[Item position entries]
==========

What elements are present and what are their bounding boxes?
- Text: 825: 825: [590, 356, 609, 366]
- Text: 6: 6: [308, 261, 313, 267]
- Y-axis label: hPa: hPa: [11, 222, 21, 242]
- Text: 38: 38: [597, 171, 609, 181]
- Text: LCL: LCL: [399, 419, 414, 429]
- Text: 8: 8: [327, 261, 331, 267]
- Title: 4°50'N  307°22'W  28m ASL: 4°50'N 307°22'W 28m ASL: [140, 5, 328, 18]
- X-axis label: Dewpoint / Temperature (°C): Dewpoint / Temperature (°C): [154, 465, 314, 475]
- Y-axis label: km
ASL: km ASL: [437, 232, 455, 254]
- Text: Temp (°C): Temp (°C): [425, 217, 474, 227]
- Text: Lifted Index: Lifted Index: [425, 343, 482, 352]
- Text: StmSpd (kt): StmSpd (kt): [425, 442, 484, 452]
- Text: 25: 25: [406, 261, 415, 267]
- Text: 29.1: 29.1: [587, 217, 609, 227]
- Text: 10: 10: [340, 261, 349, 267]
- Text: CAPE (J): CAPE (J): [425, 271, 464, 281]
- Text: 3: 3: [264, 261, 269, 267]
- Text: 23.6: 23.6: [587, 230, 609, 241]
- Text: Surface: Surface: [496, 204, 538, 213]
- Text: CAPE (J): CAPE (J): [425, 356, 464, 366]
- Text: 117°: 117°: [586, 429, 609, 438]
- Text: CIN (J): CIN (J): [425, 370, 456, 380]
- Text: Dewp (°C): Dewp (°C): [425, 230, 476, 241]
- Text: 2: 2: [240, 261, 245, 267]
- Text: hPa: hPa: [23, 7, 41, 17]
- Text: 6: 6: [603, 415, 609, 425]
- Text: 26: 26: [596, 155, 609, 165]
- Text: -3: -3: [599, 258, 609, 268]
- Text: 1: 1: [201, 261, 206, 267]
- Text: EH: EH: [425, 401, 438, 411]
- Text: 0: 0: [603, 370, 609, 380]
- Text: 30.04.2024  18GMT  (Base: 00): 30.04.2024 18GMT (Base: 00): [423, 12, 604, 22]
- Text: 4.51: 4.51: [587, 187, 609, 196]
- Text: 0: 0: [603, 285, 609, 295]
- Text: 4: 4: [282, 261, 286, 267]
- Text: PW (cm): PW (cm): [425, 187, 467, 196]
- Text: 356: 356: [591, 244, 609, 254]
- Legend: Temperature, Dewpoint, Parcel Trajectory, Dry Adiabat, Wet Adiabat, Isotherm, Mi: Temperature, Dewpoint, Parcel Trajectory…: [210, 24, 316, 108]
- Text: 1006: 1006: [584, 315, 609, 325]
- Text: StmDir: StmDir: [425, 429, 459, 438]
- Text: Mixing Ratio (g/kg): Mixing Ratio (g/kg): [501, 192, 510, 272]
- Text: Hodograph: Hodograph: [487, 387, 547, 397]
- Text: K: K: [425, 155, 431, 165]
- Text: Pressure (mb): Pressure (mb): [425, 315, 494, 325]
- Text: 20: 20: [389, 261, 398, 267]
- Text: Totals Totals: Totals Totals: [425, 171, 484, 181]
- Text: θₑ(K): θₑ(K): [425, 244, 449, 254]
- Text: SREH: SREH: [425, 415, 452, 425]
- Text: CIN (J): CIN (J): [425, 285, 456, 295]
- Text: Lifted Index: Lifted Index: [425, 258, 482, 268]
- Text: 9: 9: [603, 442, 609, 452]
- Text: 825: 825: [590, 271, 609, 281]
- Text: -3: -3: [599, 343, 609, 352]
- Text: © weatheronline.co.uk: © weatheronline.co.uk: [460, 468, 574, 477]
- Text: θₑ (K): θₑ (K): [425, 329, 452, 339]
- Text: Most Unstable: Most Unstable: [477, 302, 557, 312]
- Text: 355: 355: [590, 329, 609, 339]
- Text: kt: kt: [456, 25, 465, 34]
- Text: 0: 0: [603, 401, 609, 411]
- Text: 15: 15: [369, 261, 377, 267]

==========

Rewrite every one of the rows above as a numbered list, leaving out any blank lines.

* Worked answer
1. What elements are present and what are their bounding boxes?
2. - Text: 825: 825: [590, 356, 609, 366]
3. - Text: 6: 6: [308, 261, 313, 267]
4. - Y-axis label: hPa: hPa: [11, 222, 21, 242]
5. - Text: 38: 38: [597, 171, 609, 181]
6. - Text: LCL: LCL: [399, 419, 414, 429]
7. - Text: 8: 8: [327, 261, 331, 267]
8. - Title: 4°50'N  307°22'W  28m ASL: 4°50'N 307°22'W 28m ASL: [140, 5, 328, 18]
9. - X-axis label: Dewpoint / Temperature (°C): Dewpoint / Temperature (°C): [154, 465, 314, 475]
10. - Y-axis label: km
11. ASL: km ASL: [437, 232, 455, 254]
12. - Text: Temp (°C): Temp (°C): [425, 217, 474, 227]
13. - Text: Lifted Index: Lifted Index: [425, 343, 482, 352]
14. - Text: StmSpd (kt): StmSpd (kt): [425, 442, 484, 452]
15. - Text: 25: 25: [406, 261, 415, 267]
16. - Text: 29.1: 29.1: [587, 217, 609, 227]
17. - Text: 10: 10: [340, 261, 349, 267]
18. - Text: CAPE (J): CAPE (J): [425, 271, 464, 281]
19. - Text: 3: 3: [264, 261, 269, 267]
20. - Text: 23.6: 23.6: [587, 230, 609, 241]
21. - Text: Surface: Surface: [496, 204, 538, 213]
22. - Text: CAPE (J): CAPE (J): [425, 356, 464, 366]
23. - Text: 117°: 117°: [586, 429, 609, 438]
24. - Text: CIN (J): CIN (J): [425, 370, 456, 380]
25. - Text: Dewp (°C): Dewp (°C): [425, 230, 476, 241]
26. - Text: 2: 2: [240, 261, 245, 267]
27. - Text: hPa: hPa: [23, 7, 41, 17]
28. - Text: 6: 6: [603, 415, 609, 425]
29. - Text: 26: 26: [596, 155, 609, 165]
30. - Text: -3: -3: [599, 258, 609, 268]
31. - Text: 1: 1: [201, 261, 206, 267]
32. - Text: EH: EH: [425, 401, 438, 411]
33. - Text: 0: 0: [603, 370, 609, 380]
34. - Text: 30.04.2024  18GMT  (Base: 00): 30.04.2024 18GMT (Base: 00): [423, 12, 604, 22]
35. - Text: 4.51: 4.51: [587, 187, 609, 196]
36. - Text: 0: 0: [603, 285, 609, 295]
37. - Text: 4: 4: [282, 261, 286, 267]
38. - Text: PW (cm): PW (cm): [425, 187, 467, 196]
39. - Text: 356: 356: [591, 244, 609, 254]
40. - Legend: Temperature, Dewpoint, Parcel Trajectory, Dry Adiabat, Wet Adiabat, Isotherm, Mi: Temperature, Dewpoint, Parcel Trajectory…: [210, 24, 316, 108]
41. - Text: 1006: 1006: [584, 315, 609, 325]
42. - Text: StmDir: StmDir: [425, 429, 459, 438]
43. - Text: Mixing Ratio (g/kg): Mixing Ratio (g/kg): [501, 192, 510, 272]
44. - Text: Hodograph: Hodograph: [487, 387, 547, 397]
45. - Text: K: K: [425, 155, 431, 165]
46. - Text: Pressure (mb): Pressure (mb): [425, 315, 494, 325]
47. - Text: 20: 20: [389, 261, 398, 267]
48. - Text: Totals Totals: Totals Totals: [425, 171, 484, 181]
49. - Text: θₑ(K): θₑ(K): [425, 244, 449, 254]
50. - Text: SREH: SREH: [425, 415, 452, 425]
51. - Text: CIN (J): CIN (J): [425, 285, 456, 295]
52. - Text: Lifted Index: Lifted Index: [425, 258, 482, 268]
53. - Text: 9: 9: [603, 442, 609, 452]
54. - Text: 825: 825: [590, 271, 609, 281]
55. - Text: -3: -3: [599, 343, 609, 352]
56. - Text: © weatheronline.co.uk: © weatheronline.co.uk: [460, 468, 574, 477]
57. - Text: θₑ (K): θₑ (K): [425, 329, 452, 339]
58. - Text: Most Unstable: Most Unstable: [477, 302, 557, 312]
59. - Text: 355: 355: [590, 329, 609, 339]
60. - Text: kt: kt: [456, 25, 465, 34]
61. - Text: 0: 0: [603, 401, 609, 411]
62. - Text: 15: 15: [369, 261, 377, 267]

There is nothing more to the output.